What you have to do - Make an exact copy of the data below, leaving out every picture.

Record excerpts -
════════

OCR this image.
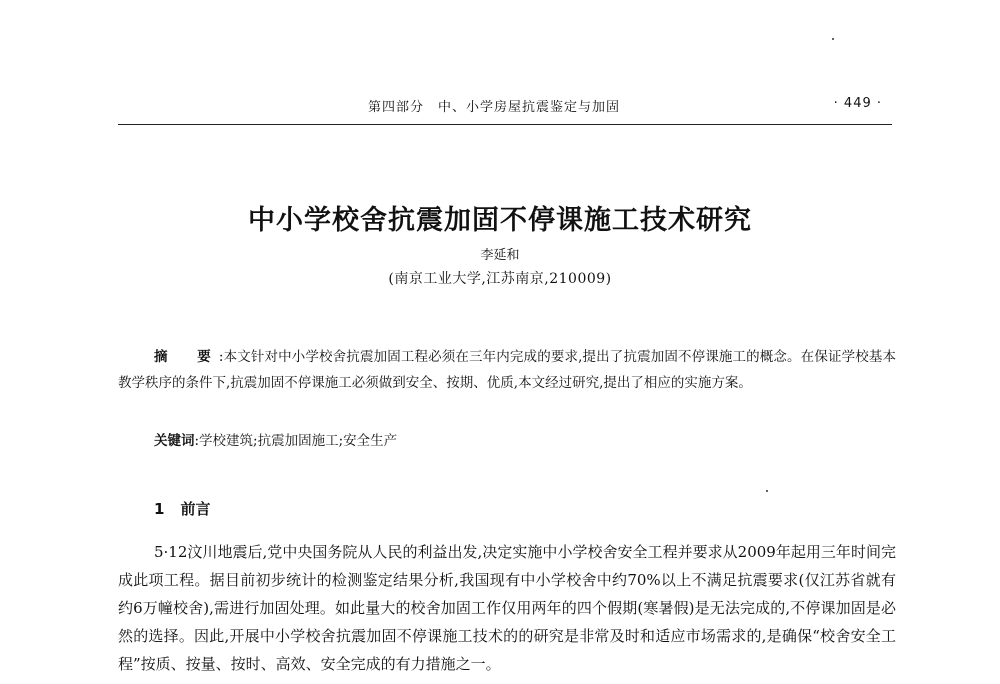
第四部分　中、小学房屋抗震鉴定与加固	· 449 ·
中小学校舍抗震加固不停课施工技术研究
李延和
(南京工业大学,江苏南京,210009)
摘　要:本文针对中小学校舍抗震加固工程必须在三年内完成的要求,提出了抗震加固不停课施工的概念。在保证学校基本教学秩序的条件下,抗震加固不停课施工必须做到安全、按期、优质,本文经过研究,提出了相应的实施方案。
关键词:学校建筑;抗震加固施工;安全生产
1 前言
5·12汶川地震后,党中央国务院从人民的利益出发,决定实施中小学校舍安全工程并要求从2009年起用三年时间完成此项工程。据目前初步统计的检测鉴定结果分析,我国现有中小学校舍中约70%以上不满足抗震要求(仅江苏省就有约6万幢校舍),需进行加固处理。如此量大的校舍加固工作仅用两年的四个假期(寒暑假)是无法完成的,不停课加固是必然的选择。因此,开展中小学校舍抗震加固不停课施工技术的的研究是非常及时和适应市场需求的,是确保“校舍安全工程”按质、按量、按时、高效、安全完成的有力措施之一。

════════

Written reply -
OCR this image.
第四部分　中、小学房屋抗震鉴定与加固	· 449 ·
中小学校舍抗震加固不停课施工技术研究
李延和
(南京工业大学,江苏南京,210009)
摘　要:本文针对中小学校舍抗震加固工程必须在三年内完成的要求,提出了抗震加固不停课施工的概念。在保证学校基本教学秩序的条件下,抗震加固不停课施工必须做到安全、按期、优质,本文经过研究,提出了相应的实施方案。
关键词:学校建筑;抗震加固施工;安全生产
1 前言
5·12汶川地震后,党中央国务院从人民的利益出发,决定实施中小学校舍安全工程并要求从2009年起用三年时间完成此项工程。据目前初步统计的检测鉴定结果分析,我国现有中小学校舍中约70%以上不满足抗震要求(仅江苏省就有约6万幢校舍),需进行加固处理。如此量大的校舍加固工作仅用两年的四个假期(寒暑假)是无法完成的,不停课加固是必然的选择。因此,开展中小学校舍抗震加固不停课施工技术的的研究是非常及时和适应市场需求的,是确保“校舍安全工程”按质、按量、按时、高效、安全完成的有力措施之一。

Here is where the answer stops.